### [STATED GOAL]
Return the records that follow, matching each one exactly.

________________________________________

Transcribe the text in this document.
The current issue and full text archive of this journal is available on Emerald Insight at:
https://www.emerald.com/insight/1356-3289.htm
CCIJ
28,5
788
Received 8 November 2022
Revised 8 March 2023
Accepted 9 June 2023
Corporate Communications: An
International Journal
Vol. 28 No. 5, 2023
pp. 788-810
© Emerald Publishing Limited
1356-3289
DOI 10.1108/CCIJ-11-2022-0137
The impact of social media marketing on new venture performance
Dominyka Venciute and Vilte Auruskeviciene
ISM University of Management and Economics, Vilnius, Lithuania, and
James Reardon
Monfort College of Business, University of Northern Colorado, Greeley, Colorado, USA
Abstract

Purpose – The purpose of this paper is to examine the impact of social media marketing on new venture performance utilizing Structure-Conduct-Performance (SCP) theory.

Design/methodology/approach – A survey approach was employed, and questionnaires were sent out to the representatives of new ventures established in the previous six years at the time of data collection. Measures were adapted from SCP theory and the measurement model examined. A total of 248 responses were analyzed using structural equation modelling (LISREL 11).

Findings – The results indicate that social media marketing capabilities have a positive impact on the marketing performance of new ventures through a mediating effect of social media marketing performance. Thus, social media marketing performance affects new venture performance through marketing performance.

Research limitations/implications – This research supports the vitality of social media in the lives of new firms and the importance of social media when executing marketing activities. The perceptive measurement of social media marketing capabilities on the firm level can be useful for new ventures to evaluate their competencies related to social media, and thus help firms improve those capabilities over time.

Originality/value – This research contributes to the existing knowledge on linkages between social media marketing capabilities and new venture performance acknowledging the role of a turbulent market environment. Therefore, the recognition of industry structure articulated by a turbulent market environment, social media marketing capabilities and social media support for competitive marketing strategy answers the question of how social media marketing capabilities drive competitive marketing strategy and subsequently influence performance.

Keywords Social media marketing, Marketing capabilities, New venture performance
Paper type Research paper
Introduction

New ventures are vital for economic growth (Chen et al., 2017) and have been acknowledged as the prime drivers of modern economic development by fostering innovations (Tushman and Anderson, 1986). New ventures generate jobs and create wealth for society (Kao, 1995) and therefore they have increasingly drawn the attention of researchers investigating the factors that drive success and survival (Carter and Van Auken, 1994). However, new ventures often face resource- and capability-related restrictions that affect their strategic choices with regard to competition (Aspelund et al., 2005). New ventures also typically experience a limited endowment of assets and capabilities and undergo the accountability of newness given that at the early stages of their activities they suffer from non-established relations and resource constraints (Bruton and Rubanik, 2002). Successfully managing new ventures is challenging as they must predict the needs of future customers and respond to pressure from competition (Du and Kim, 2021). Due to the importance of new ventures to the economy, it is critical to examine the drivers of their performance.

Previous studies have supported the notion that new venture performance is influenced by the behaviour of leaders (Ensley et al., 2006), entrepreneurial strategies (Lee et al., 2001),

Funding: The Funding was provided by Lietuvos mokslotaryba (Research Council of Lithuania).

________________________________________

### [FULL RESPONSE]
Transcribe the text in this document.
The current issue and full text archive of this journal is available on Emerald Insight at:
https://www.emerald.com/insight/1356-3289.htm
CCIJ
28,5
788
Received 8 November 2022
Revised 8 March 2023
Accepted 9 June 2023
Corporate Communications: An
International Journal
Vol. 28 No. 5, 2023
pp. 788-810
© Emerald Publishing Limited
1356-3289
DOI 10.1108/CCIJ-11-2022-0137
The impact of social media marketing on new venture performance
Dominyka Venciute and Vilte Auruskeviciene
ISM University of Management and Economics, Vilnius, Lithuania, and
James Reardon
Monfort College of Business, University of Northern Colorado, Greeley, Colorado, USA
Abstract

Purpose – The purpose of this paper is to examine the impact of social media marketing on new venture performance utilizing Structure-Conduct-Performance (SCP) theory.

Design/methodology/approach – A survey approach was employed, and questionnaires were sent out to the representatives of new ventures established in the previous six years at the time of data collection. Measures were adapted from SCP theory and the measurement model examined. A total of 248 responses were analyzed using structural equation modelling (LISREL 11).

Findings – The results indicate that social media marketing capabilities have a positive impact on the marketing performance of new ventures through a mediating effect of social media marketing performance. Thus, social media marketing performance affects new venture performance through marketing performance.

Research limitations/implications – This research supports the vitality of social media in the lives of new firms and the importance of social media when executing marketing activities. The perceptive measurement of social media marketing capabilities on the firm level can be useful for new ventures to evaluate their competencies related to social media, and thus help firms improve those capabilities over time.

Originality/value – This research contributes to the existing knowledge on linkages between social media marketing capabilities and new venture performance acknowledging the role of a turbulent market environment. Therefore, the recognition of industry structure articulated by a turbulent market environment, social media marketing capabilities and social media support for competitive marketing strategy answers the question of how social media marketing capabilities drive competitive marketing strategy and subsequently influence performance.

Keywords Social media marketing, Marketing capabilities, New venture performance
Paper type Research paper
Introduction

New ventures are vital for economic growth (Chen et al., 2017) and have been acknowledged as the prime drivers of modern economic development by fostering innovations (Tushman and Anderson, 1986). New ventures generate jobs and create wealth for society (Kao, 1995) and therefore they have increasingly drawn the attention of researchers investigating the factors that drive success and survival (Carter and Van Auken, 1994). However, new ventures often face resource- and capability-related restrictions that affect their strategic choices with regard to competition (Aspelund et al., 2005). New ventures also typically experience a limited endowment of assets and capabilities and undergo the accountability of newness given that at the early stages of their activities they suffer from non-established relations and resource constraints (Bruton and Rubanik, 2002). Successfully managing new ventures is challenging as they must predict the needs of future customers and respond to pressure from competition (Du and Kim, 2021). Due to the importance of new ventures to the economy, it is critical to examine the drivers of their performance.

Previous studies have supported the notion that new venture performance is influenced by the behaviour of leaders (Ensley et al., 2006), entrepreneurial strategies (Lee et al., 2001),

Funding: The Funding was provided by Lietuvos mokslotaryba (Research Council of Lithuania).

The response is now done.